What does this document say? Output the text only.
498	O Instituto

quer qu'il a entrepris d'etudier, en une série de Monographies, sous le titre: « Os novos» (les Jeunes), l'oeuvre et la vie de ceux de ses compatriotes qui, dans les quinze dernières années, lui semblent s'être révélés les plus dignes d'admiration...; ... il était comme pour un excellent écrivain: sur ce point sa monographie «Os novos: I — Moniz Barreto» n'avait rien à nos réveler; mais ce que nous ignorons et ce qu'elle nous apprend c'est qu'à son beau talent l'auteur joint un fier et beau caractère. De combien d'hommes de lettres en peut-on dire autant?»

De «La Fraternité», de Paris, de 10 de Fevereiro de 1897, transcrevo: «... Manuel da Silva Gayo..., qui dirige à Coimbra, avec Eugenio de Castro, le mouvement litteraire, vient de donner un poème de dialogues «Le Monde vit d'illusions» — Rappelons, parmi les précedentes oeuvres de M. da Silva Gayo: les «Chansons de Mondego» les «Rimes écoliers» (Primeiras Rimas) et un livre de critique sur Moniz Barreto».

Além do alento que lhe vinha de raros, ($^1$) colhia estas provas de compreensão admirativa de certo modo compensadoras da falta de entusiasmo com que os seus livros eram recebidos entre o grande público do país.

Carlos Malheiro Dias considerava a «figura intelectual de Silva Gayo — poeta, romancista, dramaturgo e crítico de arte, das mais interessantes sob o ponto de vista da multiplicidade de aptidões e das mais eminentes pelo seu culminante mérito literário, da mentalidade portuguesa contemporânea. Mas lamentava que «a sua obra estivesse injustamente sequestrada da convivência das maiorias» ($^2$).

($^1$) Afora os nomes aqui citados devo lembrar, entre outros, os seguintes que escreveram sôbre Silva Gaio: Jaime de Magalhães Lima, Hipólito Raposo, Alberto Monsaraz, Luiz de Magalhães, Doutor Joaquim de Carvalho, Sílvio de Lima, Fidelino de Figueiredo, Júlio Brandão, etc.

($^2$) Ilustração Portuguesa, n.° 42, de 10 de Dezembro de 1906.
# # # # # # #
• [What is needed]
Every entry should be printed again exactly as written.

• [Problem solution]
What does this document say? Output the text only.
498	O Instituto

quer qu'il a entrepris d'etudier, en une série de Monographies, sous le titre: « Os novos» (les Jeunes), l'oeuvre et la vie de ceux de ses compatriotes qui, dans les quinze dernières années, lui semblent s'être révélés les plus dignes d'admiration...; ... il était comme pour un excellent écrivain: sur ce point sa monographie «Os novos: I — Moniz Barreto» n'avait rien à nos réveler; mais ce que nous ignorons et ce qu'elle nous apprend c'est qu'à son beau talent l'auteur joint un fier et beau caractère. De combien d'hommes de lettres en peut-on dire autant?»

De «La Fraternité», de Paris, de 10 de Fevereiro de 1897, transcrevo: «... Manuel da Silva Gayo..., qui dirige à Coimbra, avec Eugenio de Castro, le mouvement litteraire, vient de donner un poème de dialogues «Le Monde vit d'illusions» — Rappelons, parmi les précedentes oeuvres de M. da Silva Gayo: les «Chansons de Mondego» les «Rimes écoliers» (Primeiras Rimas) et un livre de critique sur Moniz Barreto».

Além do alento que lhe vinha de raros, ($^1$) colhia estas provas de compreensão admirativa de certo modo compensadoras da falta de entusiasmo com que os seus livros eram recebidos entre o grande público do país.

Carlos Malheiro Dias considerava a «figura intelectual de Silva Gayo — poeta, romancista, dramaturgo e crítico de arte, das mais interessantes sob o ponto de vista da multiplicidade de aptidões e das mais eminentes pelo seu culminante mérito literário, da mentalidade portuguesa contemporânea. Mas lamentava que «a sua obra estivesse injustamente sequestrada da convivência das maiorias» ($^2$).

($^1$) Afora os nomes aqui citados devo lembrar, entre outros, os seguintes que escreveram sôbre Silva Gaio: Jaime de Magalhães Lima, Hipólito Raposo, Alberto Monsaraz, Luiz de Magalhães, Doutor Joaquim de Carvalho, Sílvio de Lima, Fidelino de Figueiredo, Júlio Brandão, etc.

($^2$) Ilustração Portuguesa, n.° 42, de 10 de Dezembro de 1906.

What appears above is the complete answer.